++++ READING PASSAGE

There is one thing that has surprised me on this journey through Central America. The roads have been fantastic, with lots of curves going up and down valleys. The scenery and the small towns we pass through have just enhanced the experience.


For those of you who are afraid of riding to Mexico and beyond, don’t be! People are very friendly, not one time can I say that we've had a single problem. In fact, quite the opposite, with friendly and helpful people everywhere.


Since the first Chapter of this Live!Journal, we have passed through five more countries. We tried to find a highlight in each to focus on. With more time on our hands, we could easily have spent weeks in each of them, but life is a compromise, and we have done the best we could with the time we have available.


It is now twenty-two years since I did this same journey in the reverse direction-heading north. Unfortunately, not much has changed on the borders. There are so-called "guides" that try all kinds of tricks to scam you for a few dollars as they appoint themselves as your personal expeditor through the process. The best thing is to do some poking around and see what the the real issues are get all your needed papers. When you finally have an overview, it might be to your advantage to hire a guide, and if you do so, make sure to agree about a final fee for their services ahead of starting the process. Regardless, they will try to get more money from you, but at the least you have discussed it ahead of time and can argue your case better when it comes time to pay.


I had to walk away from our Mexico-to-Guatemala guide before he capitulated and finally accepted our offer of $5 for his services. At the end of the day, he was happy and we were very ready to get on our bikes and continue the journey.


Despite the hassle of border crossings, we have had some great experiences in between. Even the bikes have been behaving well considering their being overloaded and having to endure all kinds of roads. My biggest disappointment with my bike has been my Dunlop tire, that is almost all gone after 7,000 miles. Normally I would wear a Metzeler Tourance tire, like those my partners on this journey have on their bikes - they all have plenty of rubber still! Mine came new with Dunlop tires from BMW. Next time, I will install Tourances in advance of any long journey.


I love the electronically adjustable shocks on this bike. With the weight of my luggage, I have the setting set to the highest setting and dampening to Normal. When we are on good roads, at higher speeds I can adjust the dampening on the fly to Hard, which makes for a better ride. If I come in to more technical slow speed section like the mud that we had in Costa Rica, I change the setting to a lower position and softer dampening. All of this is done by pushing a button on the handle bar, fantastic!


If you have read my book “10 Years on 2 Wheels” you know that I took my BMW R80G/S through the Darien Gap from Colombia to Panama. That was a pretty crazy thing to do and something I never will do again. This time, we are flying our bikes from Panama to Colombia. Sounds like an easy operation? Not so! We had more paperwork and running around than I would have liked for this operation.


The alternative is to travel by boat, but that would take more time and effort than we could afford. We also needed to try this method so we will be better prepared for next year’s commercial tour. It is amazing how much we have learned, things that no one was able to tell us in advance when we first inquired about shipping by air around The Gap.

++++++++
++++ DATASET CONTENT

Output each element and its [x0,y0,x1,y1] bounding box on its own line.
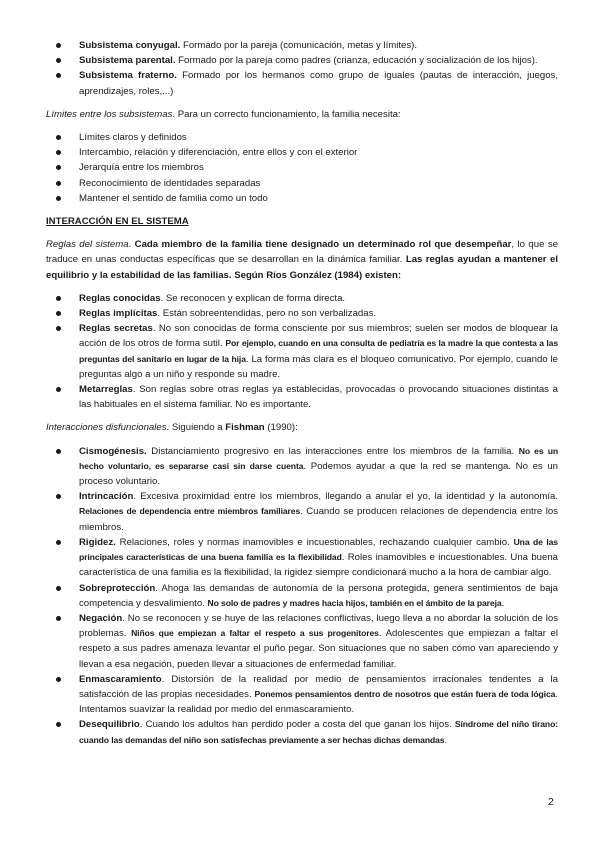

++++++++

WORK TO COMPLETE:
Answer these questions using the motorcycle travel journal:
1. How many miles had the Dunlop tire covered when it was almost worn out?
2. What fee did the Mexico-to-Guatemala guide finally accept?
3. How are the bikes being moved from Panama to Colombia this time?
The listing is separate material with no link to the motorcycle travel journal.

COMPLETED TASK:
1. 7,000 miles.
2. $5.
3. They are being flown.